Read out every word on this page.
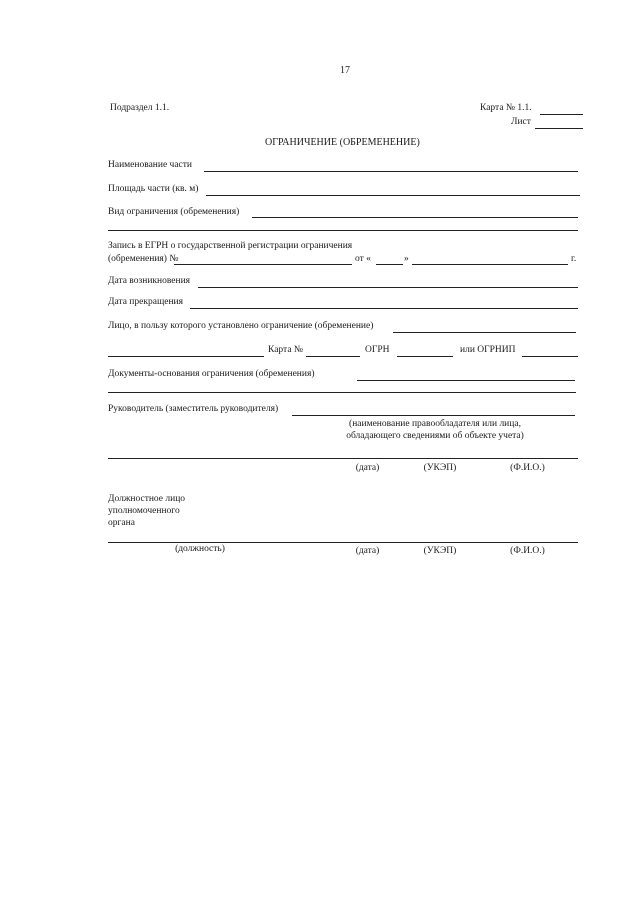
17
Подраздел 1.1.	Карта № 1.1.
Лист
ОГРАНИЧЕНИЕ (ОБРЕМЕНЕНИЕ)
Наименование части
Площадь части (кв. м)
Вид ограничения (обременения)
Запись в ЕГРН о государственной регистрации ограничения
(обременения) №	от «	»	г.
Дата возникновения
Дата прекращения
Лицо, в пользу которого установлено ограничение (обременение)
Карта №	ОГРН	или ОГРНИП
Документы-основания ограничения (обременения)
Руководитель (заместитель руководителя)
(наименование правообладателя или лица,
обладающего сведениями об объекте учета)
(дата)	(УКЭП)	(Ф.И.О.)
Должностное лицо
уполномоченного
органа
(должность)	(дата)	(УКЭП)	(Ф.И.О.)
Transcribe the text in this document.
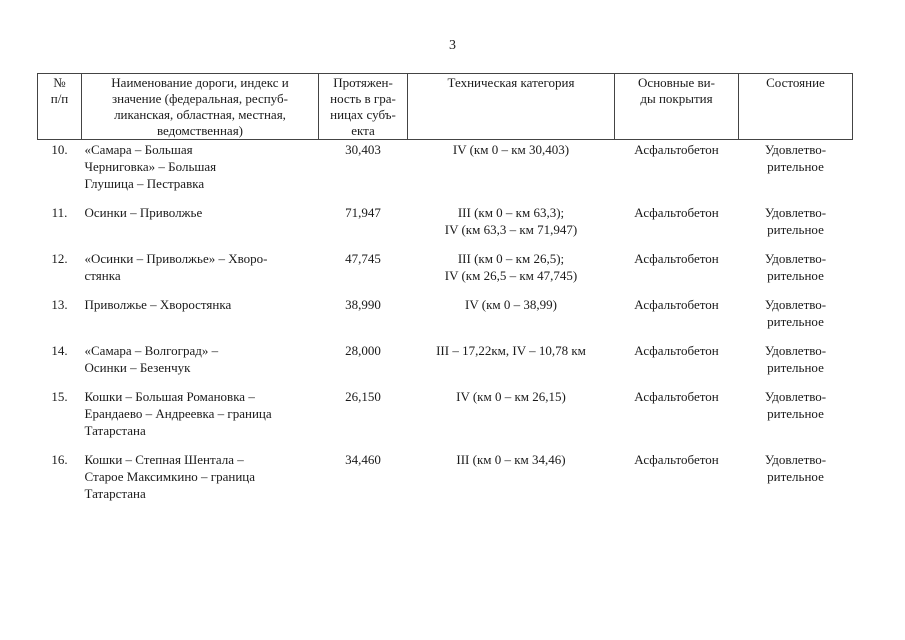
3
№
п/п	Наименование дороги, индекс и
значение (федеральная, респуб-
ликанская, областная, местная,
ведомственная)	Протяжен-
ность в гра-
ницах субъ-
екта	Техническая категория	Основные ви-
ды покрытия	Состояние
10.	«Самара – Большая
Черниговка» – Большая
Глушица – Пестравка	30,403	IV (км 0 – км 30,403)	Асфальтобетон	Удовлетво-
рительное
11.	Осинки – Приволжье	71,947	III (км 0 – км 63,3);
IV (км 63,3 – км 71,947)	Асфальтобетон	Удовлетво-
рительное
12.	«Осинки – Приволжье» – Хворо-
стянка	47,745	III (км 0 – км 26,5);
IV (км 26,5 – км 47,745)	Асфальтобетон	Удовлетво-
рительное
13.	Приволжье – Хворостянка	38,990	IV (км 0 – 38,99)	Асфальтобетон	Удовлетво-
рительное
14.	«Самара – Волгоград» –
Осинки – Безенчук	28,000	III – 17,22км, IV – 10,78 км	Асфальтобетон	Удовлетво-
рительное
15.	Кошки – Большая Романовка –
Ерандаево – Андреевка – граница
Татарстана	26,150	IV (км 0 – км 26,15)	Асфальтобетон	Удовлетво-
рительное
16.	Кошки – Степная Шентала –
Старое Максимкино – граница
Татарстана	34,460	III (км 0 – км 34,46)	Асфальтобетон	Удовлетво-
рительное
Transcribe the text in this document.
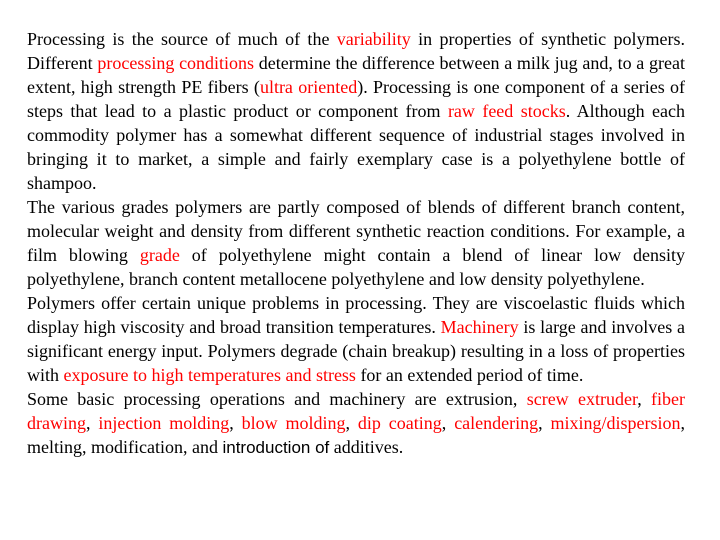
Processing is the source of much of the variability in properties of synthetic polymers. Different processing conditions determine the difference between a milk jug and, to a great extent, high strength PE fibers (ultra oriented). Processing is one component of a series of steps that lead to a plastic product or component from raw feed stocks. Although each commodity polymer has a somewhat different sequence of industrial stages involved in bringing it to market, a simple and fairly exemplary case is a polyethylene bottle of shampoo.

The various grades polymers are partly composed of blends of different branch content, molecular weight and density from different synthetic reaction conditions. For example, a film blowing grade of polyethylene might contain a blend of linear low density polyethylene, branch content metallocene polyethylene and low density polyethylene.

Polymers offer certain unique problems in processing. They are viscoelastic fluids which display high viscosity and broad transition temperatures. Machinery is large and involves a significant energy input. Polymers degrade (chain breakup) resulting in a loss of properties with exposure to high temperatures and stress for an extended period of time.

Some basic processing operations and machinery are extrusion, screw extruder, fiber drawing, injection molding, blow molding, dip coating, calendering, mixing/dispersion, melting, modification, and introduction of additives.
──────
Instructions for the task:
Copy out the data above exactly, except the pictures.

Reply:
Read out every word on this page.
17
Подраздел 1.1.	Карта № 1.1.
Лист
ОГРАНИЧЕНИЕ (ОБРЕМЕНЕНИЕ)
Наименование части
Площадь части (кв. м)
Вид ограничения (обременения)
Запись в ЕГРН о государственной регистрации ограничения
(обременения) №	от «	»	г.
Дата возникновения
Дата прекращения
Лицо, в пользу которого установлено ограничение (обременение)
Карта №	ОГРН	или ОГРНИП
Документы-основания ограничения (обременения)
Руководитель (заместитель руководителя)
(наименование правообладателя или лица,
обладающего сведениями об объекте учета)
(дата)	(УКЭП)	(Ф.И.О.)
Должностное лицо
уполномоченного
органа
(должность)	(дата)	(УКЭП)	(Ф.И.О.)
Transcribe the text in this document.
3
№
п/п	Наименование дороги, индекс и
значение (федеральная, респуб-
ликанская, областная, местная,
ведомственная)	Протяжен-
ность в гра-
ницах субъ-
екта	Техническая категория	Основные ви-
ды покрытия	Состояние
10.	«Самара – Большая
Черниговка» – Большая
Глушица – Пестравка	30,403	IV (км 0 – км 30,403)	Асфальтобетон	Удовлетво-
рительное
11.	Осинки – Приволжье	71,947	III (км 0 – км 63,3);
IV (км 63,3 – км 71,947)	Асфальтобетон	Удовлетво-
рительное
12.	«Осинки – Приволжье» – Хворо-
стянка	47,745	III (км 0 – км 26,5);
IV (км 26,5 – км 47,745)	Асфальтобетон	Удовлетво-
рительное
13.	Приволжье – Хворостянка	38,990	IV (км 0 – 38,99)	Асфальтобетон	Удовлетво-
рительное
14.	«Самара – Волгоград» –
Осинки – Безенчук	28,000	III – 17,22км, IV – 10,78 км	Асфальтобетон	Удовлетво-
рительное
15.	Кошки – Большая Романовка –
Ерандаево – Андреевка – граница
Татарстана	26,150	IV (км 0 – км 26,15)	Асфальтобетон	Удовлетво-
рительное
16.	Кошки – Степная Шентала –
Старое Максимкино – граница
Татарстана	34,460	III (км 0 – км 34,46)	Асфальтобетон	Удовлетво-
рительное
Transcribe the text in this document.
Processing is the source of much of the variability in properties of synthetic polymers. Different processing conditions determine the difference between a milk jug and, to a great extent, high strength PE fibers (ultra oriented). Processing is one component of a series of steps that lead to a plastic product or component from raw feed stocks. Although each commodity polymer has a somewhat different sequence of industrial stages involved in bringing it to market, a simple and fairly exemplary case is a polyethylene bottle of shampoo.

The various grades polymers are partly composed of blends of different branch content, molecular weight and density from different synthetic reaction conditions. For example, a film blowing grade of polyethylene might contain a blend of linear low density polyethylene, branch content metallocene polyethylene and low density polyethylene.

Polymers offer certain unique problems in processing. They are viscoelastic fluids which display high viscosity and broad transition temperatures. Machinery is large and involves a significant energy input. Polymers degrade (chain breakup) resulting in a loss of properties with exposure to high temperatures and stress for an extended period of time.

Some basic processing operations and machinery are extrusion, screw extruder, fiber drawing, injection molding, blow molding, dip coating, calendering, mixing/dispersion, melting, modification, and introduction of additives.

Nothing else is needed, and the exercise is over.